* Work to complete *
Write out, precisely and in full, each line of the material.

* Provided data *
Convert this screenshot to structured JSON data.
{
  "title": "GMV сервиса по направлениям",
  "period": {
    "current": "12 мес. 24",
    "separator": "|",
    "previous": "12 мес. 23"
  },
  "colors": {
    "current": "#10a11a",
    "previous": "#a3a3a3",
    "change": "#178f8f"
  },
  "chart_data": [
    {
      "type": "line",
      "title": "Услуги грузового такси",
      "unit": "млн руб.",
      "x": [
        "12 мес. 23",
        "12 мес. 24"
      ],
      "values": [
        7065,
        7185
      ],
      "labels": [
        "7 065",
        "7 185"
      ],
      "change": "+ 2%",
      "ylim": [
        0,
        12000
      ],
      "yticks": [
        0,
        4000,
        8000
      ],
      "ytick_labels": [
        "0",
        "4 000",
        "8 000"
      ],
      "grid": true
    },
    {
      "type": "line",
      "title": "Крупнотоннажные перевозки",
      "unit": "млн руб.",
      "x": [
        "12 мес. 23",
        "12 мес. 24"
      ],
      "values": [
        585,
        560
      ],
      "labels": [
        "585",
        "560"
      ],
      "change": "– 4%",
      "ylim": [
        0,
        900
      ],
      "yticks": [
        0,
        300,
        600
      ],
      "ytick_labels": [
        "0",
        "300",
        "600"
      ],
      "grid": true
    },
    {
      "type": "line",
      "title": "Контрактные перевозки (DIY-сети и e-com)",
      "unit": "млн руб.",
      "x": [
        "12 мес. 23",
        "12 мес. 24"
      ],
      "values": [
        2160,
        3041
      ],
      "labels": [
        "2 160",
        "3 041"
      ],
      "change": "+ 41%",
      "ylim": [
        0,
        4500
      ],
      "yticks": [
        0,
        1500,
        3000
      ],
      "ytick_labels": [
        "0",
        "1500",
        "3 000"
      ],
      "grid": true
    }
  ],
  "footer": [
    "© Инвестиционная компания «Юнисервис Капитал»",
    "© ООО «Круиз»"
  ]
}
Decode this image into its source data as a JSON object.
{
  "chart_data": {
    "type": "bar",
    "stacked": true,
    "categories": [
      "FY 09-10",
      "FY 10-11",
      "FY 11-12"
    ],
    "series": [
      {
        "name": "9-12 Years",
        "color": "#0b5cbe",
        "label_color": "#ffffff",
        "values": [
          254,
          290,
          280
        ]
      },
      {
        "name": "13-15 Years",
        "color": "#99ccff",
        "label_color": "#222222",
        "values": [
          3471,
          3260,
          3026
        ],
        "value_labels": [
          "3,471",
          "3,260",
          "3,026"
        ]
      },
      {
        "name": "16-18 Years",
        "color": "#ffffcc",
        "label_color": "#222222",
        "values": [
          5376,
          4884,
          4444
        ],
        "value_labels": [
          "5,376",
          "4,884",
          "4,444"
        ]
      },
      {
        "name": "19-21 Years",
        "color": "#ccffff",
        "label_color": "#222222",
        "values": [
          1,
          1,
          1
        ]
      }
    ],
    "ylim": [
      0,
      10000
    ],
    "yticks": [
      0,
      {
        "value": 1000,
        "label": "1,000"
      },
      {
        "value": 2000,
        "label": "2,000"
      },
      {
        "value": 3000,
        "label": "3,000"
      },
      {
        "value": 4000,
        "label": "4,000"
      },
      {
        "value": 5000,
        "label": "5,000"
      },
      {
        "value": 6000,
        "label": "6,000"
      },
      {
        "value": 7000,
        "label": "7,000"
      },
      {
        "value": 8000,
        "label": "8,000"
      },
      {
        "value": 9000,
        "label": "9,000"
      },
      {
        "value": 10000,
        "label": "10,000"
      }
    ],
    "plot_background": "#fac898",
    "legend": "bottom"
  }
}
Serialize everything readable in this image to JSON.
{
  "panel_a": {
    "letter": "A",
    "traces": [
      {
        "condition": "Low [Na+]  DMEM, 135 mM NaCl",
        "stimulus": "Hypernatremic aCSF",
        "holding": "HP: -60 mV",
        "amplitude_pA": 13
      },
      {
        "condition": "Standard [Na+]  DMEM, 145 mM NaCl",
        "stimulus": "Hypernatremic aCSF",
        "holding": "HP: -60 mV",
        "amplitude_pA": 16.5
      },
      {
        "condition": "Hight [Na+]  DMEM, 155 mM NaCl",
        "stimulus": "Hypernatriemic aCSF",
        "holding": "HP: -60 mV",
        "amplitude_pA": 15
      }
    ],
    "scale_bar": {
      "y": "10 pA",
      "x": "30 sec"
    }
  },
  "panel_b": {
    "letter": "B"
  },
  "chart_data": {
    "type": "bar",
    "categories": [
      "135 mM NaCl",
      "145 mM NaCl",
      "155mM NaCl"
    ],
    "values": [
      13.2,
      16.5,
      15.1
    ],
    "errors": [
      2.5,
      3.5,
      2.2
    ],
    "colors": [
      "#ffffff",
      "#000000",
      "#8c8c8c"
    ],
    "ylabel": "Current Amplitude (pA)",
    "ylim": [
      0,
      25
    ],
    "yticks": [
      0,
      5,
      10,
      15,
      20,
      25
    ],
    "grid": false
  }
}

* Result for this task *
Convert this screenshot to structured JSON data.
{
  "title": "GMV сервиса по направлениям",
  "period": {
    "current": "12 мес. 24",
    "separator": "|",
    "previous": "12 мес. 23"
  },
  "colors": {
    "current": "#10a11a",
    "previous": "#a3a3a3",
    "change": "#178f8f"
  },
  "chart_data": [
    {
      "type": "line",
      "title": "Услуги грузового такси",
      "unit": "млн руб.",
      "x": [
        "12 мес. 23",
        "12 мес. 24"
      ],
      "values": [
        7065,
        7185
      ],
      "labels": [
        "7 065",
        "7 185"
      ],
      "change": "+ 2%",
      "ylim": [
        0,
        12000
      ],
      "yticks": [
        0,
        4000,
        8000
      ],
      "ytick_labels": [
        "0",
        "4 000",
        "8 000"
      ],
      "grid": true
    },
    {
      "type": "line",
      "title": "Крупнотоннажные перевозки",
      "unit": "млн руб.",
      "x": [
        "12 мес. 23",
        "12 мес. 24"
      ],
      "values": [
        585,
        560
      ],
      "labels": [
        "585",
        "560"
      ],
      "change": "– 4%",
      "ylim": [
        0,
        900
      ],
      "yticks": [
        0,
        300,
        600
      ],
      "ytick_labels": [
        "0",
        "300",
        "600"
      ],
      "grid": true
    },
    {
      "type": "line",
      "title": "Контрактные перевозки (DIY-сети и e-com)",
      "unit": "млн руб.",
      "x": [
        "12 мес. 23",
        "12 мес. 24"
      ],
      "values": [
        2160,
        3041
      ],
      "labels": [
        "2 160",
        "3 041"
      ],
      "change": "+ 41%",
      "ylim": [
        0,
        4500
      ],
      "yticks": [
        0,
        1500,
        3000
      ],
      "ytick_labels": [
        "0",
        "1500",
        "3 000"
      ],
      "grid": true
    }
  ],
  "footer": [
    "© Инвестиционная компания «Юнисервис Капитал»",
    "© ООО «Круиз»"
  ]
}
Decode this image into its source data as a JSON object.
{
  "chart_data": {
    "type": "bar",
    "stacked": true,
    "categories": [
      "FY 09-10",
      "FY 10-11",
      "FY 11-12"
    ],
    "series": [
      {
        "name": "9-12 Years",
        "color": "#0b5cbe",
        "label_color": "#ffffff",
        "values": [
          254,
          290,
          280
        ]
      },
      {
        "name": "13-15 Years",
        "color": "#99ccff",
        "label_color": "#222222",
        "values": [
          3471,
          3260,
          3026
        ],
        "value_labels": [
          "3,471",
          "3,260",
          "3,026"
        ]
      },
      {
        "name": "16-18 Years",
        "color": "#ffffcc",
        "label_color": "#222222",
        "values": [
          5376,
          4884,
          4444
        ],
        "value_labels": [
          "5,376",
          "4,884",
          "4,444"
        ]
      },
      {
        "name": "19-21 Years",
        "color": "#ccffff",
        "label_color": "#222222",
        "values": [
          1,
          1,
          1
        ]
      }
    ],
    "ylim": [
      0,
      10000
    ],
    "yticks": [
      0,
      {
        "value": 1000,
        "label": "1,000"
      },
      {
        "value": 2000,
        "label": "2,000"
      },
      {
        "value": 3000,
        "label": "3,000"
      },
      {
        "value": 4000,
        "label": "4,000"
      },
      {
        "value": 5000,
        "label": "5,000"
      },
      {
        "value": 6000,
        "label": "6,000"
      },
      {
        "value": 7000,
        "label": "7,000"
      },
      {
        "value": 8000,
        "label": "8,000"
      },
      {
        "value": 9000,
        "label": "9,000"
      },
      {
        "value": 10000,
        "label": "10,000"
      }
    ],
    "plot_background": "#fac898",
    "legend": "bottom"
  }
}
Serialize everything readable in this image to JSON.
{
  "panel_a": {
    "letter": "A",
    "traces": [
      {
        "condition": "Low [Na+]  DMEM, 135 mM NaCl",
        "stimulus": "Hypernatremic aCSF",
        "holding": "HP: -60 mV",
        "amplitude_pA": 13
      },
      {
        "condition": "Standard [Na+]  DMEM, 145 mM NaCl",
        "stimulus": "Hypernatremic aCSF",
        "holding": "HP: -60 mV",
        "amplitude_pA": 16.5
      },
      {
        "condition": "Hight [Na+]  DMEM, 155 mM NaCl",
        "stimulus": "Hypernatriemic aCSF",
        "holding": "HP: -60 mV",
        "amplitude_pA": 15
      }
    ],
    "scale_bar": {
      "y": "10 pA",
      "x": "30 sec"
    }
  },
  "panel_b": {
    "letter": "B"
  },
  "chart_data": {
    "type": "bar",
    "categories": [
      "135 mM NaCl",
      "145 mM NaCl",
      "155mM NaCl"
    ],
    "values": [
      13.2,
      16.5,
      15.1
    ],
    "errors": [
      2.5,
      3.5,
      2.2
    ],
    "colors": [
      "#ffffff",
      "#000000",
      "#8c8c8c"
    ],
    "ylabel": "Current Amplitude (pA)",
    "ylim": [
      0,
      25
    ],
    "yticks": [
      0,
      5,
      10,
      15,
      20,
      25
    ],
    "grid": false
  }
}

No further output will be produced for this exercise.